- **Problem statement**:
Take each line that has the word "追加指標" and return it.

- **Records supplied**:
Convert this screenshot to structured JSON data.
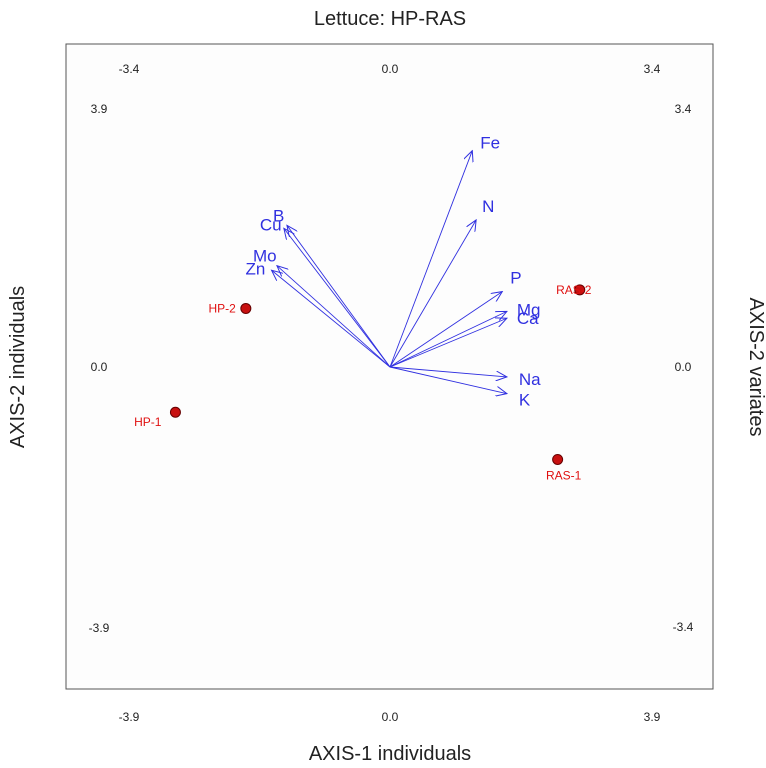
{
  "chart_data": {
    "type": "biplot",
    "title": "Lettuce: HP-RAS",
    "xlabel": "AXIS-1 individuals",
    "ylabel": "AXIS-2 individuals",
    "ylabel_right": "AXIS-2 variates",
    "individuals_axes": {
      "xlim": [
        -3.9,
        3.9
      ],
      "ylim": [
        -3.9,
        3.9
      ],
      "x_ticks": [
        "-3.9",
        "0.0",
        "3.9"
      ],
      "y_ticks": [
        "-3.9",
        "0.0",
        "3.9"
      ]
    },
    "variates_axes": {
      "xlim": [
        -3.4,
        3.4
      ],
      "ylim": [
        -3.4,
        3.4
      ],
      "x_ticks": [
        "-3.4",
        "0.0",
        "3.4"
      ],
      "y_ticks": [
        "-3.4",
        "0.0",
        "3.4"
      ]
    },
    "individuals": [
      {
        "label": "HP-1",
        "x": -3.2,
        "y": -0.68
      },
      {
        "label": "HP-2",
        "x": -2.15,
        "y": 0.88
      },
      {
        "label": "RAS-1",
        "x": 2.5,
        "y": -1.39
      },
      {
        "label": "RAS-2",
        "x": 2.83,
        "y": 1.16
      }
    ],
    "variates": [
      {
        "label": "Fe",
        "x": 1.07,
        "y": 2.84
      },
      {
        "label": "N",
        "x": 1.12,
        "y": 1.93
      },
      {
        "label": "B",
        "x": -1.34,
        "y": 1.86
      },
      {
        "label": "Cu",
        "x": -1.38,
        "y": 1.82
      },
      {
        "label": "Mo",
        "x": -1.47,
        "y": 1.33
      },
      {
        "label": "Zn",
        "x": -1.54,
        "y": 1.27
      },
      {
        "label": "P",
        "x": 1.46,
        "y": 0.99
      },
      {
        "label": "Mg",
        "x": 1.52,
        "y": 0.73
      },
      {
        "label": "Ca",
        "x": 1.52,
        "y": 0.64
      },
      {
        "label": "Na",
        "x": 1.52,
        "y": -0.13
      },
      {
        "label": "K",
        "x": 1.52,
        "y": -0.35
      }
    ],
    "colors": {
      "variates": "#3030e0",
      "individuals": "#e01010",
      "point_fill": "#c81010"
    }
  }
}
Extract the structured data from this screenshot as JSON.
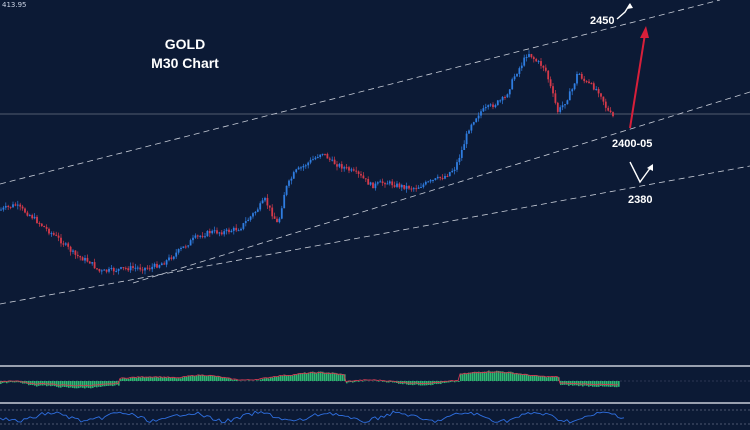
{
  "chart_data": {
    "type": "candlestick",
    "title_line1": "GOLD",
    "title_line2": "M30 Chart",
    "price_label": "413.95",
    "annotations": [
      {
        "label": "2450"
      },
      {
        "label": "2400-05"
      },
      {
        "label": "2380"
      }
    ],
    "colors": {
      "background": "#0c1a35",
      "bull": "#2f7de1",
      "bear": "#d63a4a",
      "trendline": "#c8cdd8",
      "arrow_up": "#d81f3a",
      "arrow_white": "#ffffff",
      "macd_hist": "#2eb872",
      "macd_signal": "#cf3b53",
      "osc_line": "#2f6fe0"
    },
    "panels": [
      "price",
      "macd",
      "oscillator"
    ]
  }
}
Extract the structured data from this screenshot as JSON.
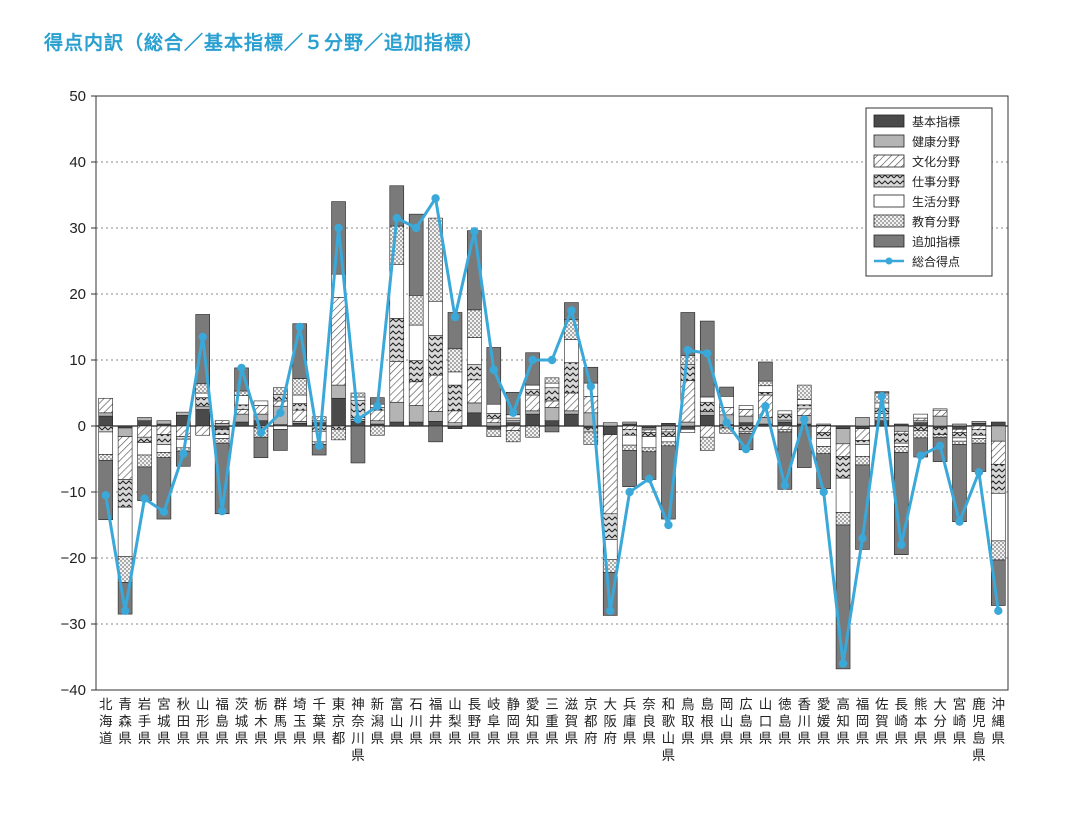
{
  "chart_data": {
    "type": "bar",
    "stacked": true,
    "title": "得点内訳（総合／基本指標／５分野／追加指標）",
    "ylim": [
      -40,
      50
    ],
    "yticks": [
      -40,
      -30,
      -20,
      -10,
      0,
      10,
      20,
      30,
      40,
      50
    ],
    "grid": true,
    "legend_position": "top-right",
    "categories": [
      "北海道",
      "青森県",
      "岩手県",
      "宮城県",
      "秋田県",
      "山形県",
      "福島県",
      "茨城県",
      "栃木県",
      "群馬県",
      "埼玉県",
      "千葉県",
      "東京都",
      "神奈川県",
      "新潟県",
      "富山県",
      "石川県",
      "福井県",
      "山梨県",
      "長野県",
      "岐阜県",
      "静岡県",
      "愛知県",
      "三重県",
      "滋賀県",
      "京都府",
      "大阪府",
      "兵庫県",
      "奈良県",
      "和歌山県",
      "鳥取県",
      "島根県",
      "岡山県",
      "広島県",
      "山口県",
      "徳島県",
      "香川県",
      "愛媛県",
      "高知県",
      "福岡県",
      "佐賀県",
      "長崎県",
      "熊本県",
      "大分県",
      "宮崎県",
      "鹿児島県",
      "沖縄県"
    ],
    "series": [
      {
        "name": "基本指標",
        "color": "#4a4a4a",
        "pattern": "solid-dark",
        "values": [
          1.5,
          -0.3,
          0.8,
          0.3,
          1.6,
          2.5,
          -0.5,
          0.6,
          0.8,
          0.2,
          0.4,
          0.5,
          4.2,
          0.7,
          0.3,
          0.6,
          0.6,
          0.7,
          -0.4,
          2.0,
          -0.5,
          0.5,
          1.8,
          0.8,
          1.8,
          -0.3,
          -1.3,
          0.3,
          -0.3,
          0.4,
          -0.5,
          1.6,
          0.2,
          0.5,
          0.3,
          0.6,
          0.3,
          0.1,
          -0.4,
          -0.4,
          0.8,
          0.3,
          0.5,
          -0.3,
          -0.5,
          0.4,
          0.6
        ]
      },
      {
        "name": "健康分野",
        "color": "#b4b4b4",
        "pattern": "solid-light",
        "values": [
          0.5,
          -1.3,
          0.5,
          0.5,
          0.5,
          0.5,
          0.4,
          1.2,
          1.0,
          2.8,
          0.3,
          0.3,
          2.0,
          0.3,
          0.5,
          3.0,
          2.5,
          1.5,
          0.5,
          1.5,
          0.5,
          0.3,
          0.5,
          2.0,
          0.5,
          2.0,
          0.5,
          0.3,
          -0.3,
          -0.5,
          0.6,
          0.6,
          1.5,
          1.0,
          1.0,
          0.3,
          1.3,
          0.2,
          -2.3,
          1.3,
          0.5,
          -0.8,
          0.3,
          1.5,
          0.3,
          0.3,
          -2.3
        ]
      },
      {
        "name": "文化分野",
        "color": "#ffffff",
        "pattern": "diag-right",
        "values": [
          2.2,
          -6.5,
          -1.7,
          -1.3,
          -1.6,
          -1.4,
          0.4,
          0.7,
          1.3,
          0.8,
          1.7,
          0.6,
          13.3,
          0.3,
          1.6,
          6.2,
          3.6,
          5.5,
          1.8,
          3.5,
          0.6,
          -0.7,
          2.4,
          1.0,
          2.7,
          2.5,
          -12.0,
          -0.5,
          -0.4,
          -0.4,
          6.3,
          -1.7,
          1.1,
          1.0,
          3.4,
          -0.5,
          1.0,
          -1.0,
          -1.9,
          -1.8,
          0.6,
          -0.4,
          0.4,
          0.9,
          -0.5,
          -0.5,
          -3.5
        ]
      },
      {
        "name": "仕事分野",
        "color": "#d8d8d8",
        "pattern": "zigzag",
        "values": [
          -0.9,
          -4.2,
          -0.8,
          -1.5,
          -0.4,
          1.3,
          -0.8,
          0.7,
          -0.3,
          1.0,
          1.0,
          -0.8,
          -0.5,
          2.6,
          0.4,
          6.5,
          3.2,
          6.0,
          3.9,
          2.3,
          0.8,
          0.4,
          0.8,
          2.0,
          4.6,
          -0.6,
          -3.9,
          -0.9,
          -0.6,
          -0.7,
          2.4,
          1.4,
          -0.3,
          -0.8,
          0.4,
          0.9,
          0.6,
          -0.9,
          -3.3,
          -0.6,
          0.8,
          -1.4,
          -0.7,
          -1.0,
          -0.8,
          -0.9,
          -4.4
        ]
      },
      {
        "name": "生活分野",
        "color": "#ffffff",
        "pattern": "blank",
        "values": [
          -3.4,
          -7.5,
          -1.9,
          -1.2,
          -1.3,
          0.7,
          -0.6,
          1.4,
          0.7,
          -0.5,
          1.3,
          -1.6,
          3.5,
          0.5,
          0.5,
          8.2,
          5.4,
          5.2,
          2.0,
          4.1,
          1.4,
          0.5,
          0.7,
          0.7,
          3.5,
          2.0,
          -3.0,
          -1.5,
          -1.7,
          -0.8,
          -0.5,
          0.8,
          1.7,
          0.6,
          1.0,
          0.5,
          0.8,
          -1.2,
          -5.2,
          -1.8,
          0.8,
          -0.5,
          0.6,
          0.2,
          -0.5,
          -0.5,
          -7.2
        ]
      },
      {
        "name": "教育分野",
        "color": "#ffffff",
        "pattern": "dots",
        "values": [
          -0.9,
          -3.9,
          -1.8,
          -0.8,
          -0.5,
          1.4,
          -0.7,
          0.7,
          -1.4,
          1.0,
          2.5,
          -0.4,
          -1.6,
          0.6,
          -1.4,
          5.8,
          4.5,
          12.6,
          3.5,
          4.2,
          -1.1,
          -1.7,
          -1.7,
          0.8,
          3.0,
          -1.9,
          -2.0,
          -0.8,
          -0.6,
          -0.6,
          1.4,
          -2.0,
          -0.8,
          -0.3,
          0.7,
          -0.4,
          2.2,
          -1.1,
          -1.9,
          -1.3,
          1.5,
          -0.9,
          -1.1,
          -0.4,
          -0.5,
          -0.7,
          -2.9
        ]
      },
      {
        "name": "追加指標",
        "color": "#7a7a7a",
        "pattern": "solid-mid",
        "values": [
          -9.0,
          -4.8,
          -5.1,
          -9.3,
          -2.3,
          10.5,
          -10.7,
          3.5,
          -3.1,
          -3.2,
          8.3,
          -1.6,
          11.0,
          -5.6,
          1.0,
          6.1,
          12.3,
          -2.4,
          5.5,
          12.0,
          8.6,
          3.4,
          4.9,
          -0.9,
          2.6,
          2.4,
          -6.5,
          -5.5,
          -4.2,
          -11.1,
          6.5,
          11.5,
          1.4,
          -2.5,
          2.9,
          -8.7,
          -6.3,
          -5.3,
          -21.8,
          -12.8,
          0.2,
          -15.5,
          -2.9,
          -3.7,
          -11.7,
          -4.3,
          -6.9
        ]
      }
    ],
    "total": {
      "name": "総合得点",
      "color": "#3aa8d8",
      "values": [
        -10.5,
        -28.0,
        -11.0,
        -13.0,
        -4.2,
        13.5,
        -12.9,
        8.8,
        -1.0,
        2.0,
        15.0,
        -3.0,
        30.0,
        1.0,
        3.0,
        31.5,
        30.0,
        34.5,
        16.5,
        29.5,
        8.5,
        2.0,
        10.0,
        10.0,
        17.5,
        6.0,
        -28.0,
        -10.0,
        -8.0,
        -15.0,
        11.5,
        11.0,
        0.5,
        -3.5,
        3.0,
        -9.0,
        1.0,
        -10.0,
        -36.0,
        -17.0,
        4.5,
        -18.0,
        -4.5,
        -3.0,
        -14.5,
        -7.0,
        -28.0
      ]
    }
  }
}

- **Final result**:
    "title": "得点内訳（総合／基本指標／５分野／追加指標）",
        "name": "追加指標",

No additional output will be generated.